▸ **ЗАДАНИЕ**
Измените материал ниже: во всех строках замените «interactable» на «clickable», а всё остальное оставьте как есть.

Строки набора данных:

==================================================

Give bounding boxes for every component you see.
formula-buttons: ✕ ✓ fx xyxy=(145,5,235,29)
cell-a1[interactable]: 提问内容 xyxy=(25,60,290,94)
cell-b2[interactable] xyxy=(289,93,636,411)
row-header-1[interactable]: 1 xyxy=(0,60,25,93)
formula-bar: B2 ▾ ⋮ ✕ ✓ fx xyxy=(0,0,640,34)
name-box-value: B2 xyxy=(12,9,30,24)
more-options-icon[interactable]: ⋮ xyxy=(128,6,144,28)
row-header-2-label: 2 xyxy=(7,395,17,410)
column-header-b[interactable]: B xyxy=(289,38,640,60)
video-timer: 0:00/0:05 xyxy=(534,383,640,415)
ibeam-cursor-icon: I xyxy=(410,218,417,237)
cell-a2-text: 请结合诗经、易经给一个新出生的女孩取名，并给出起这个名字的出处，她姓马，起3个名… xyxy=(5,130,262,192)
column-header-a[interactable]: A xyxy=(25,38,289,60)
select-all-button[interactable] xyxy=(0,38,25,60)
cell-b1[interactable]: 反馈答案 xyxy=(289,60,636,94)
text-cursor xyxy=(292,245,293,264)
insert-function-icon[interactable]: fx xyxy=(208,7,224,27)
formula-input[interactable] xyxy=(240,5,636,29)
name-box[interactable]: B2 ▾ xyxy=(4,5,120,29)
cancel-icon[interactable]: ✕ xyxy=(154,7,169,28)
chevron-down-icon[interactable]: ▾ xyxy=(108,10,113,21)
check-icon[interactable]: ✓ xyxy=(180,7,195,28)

==================================================

▸ **РЕШЕНИЕ**
Give bounding boxes for every component you see.
formula-buttons: ✕ ✓ fx xyxy=(145,5,235,29)
cell-a1[clickable]: 提问内容 xyxy=(25,60,290,94)
cell-b2[clickable] xyxy=(289,93,636,411)
row-header-1[clickable]: 1 xyxy=(0,60,25,93)
formula-bar: B2 ▾ ⋮ ✕ ✓ fx xyxy=(0,0,640,34)
name-box-value: B2 xyxy=(12,9,30,24)
more-options-icon[clickable]: ⋮ xyxy=(128,6,144,28)
row-header-2-label: 2 xyxy=(7,395,17,410)
column-header-b[clickable]: B xyxy=(289,38,640,60)
video-timer: 0:00/0:05 xyxy=(534,383,640,415)
ibeam-cursor-icon: I xyxy=(410,218,417,237)
cell-a2-text: 请结合诗经、易经给一个新出生的女孩取名，并给出起这个名字的出处，她姓马，起3个名… xyxy=(5,130,262,192)
column-header-a[clickable]: A xyxy=(25,38,289,60)
select-all-button[clickable] xyxy=(0,38,25,60)
cell-b1[clickable]: 反馈答案 xyxy=(289,60,636,94)
text-cursor xyxy=(292,245,293,264)
insert-function-icon[clickable]: fx xyxy=(208,7,224,27)
formula-input[clickable] xyxy=(240,5,636,29)
name-box[clickable]: B2 ▾ xyxy=(4,5,120,29)
cancel-icon[clickable]: ✕ xyxy=(154,7,169,28)
chevron-down-icon[clickable]: ▾ xyxy=(108,10,113,21)
check-icon[clickable]: ✓ xyxy=(180,7,195,28)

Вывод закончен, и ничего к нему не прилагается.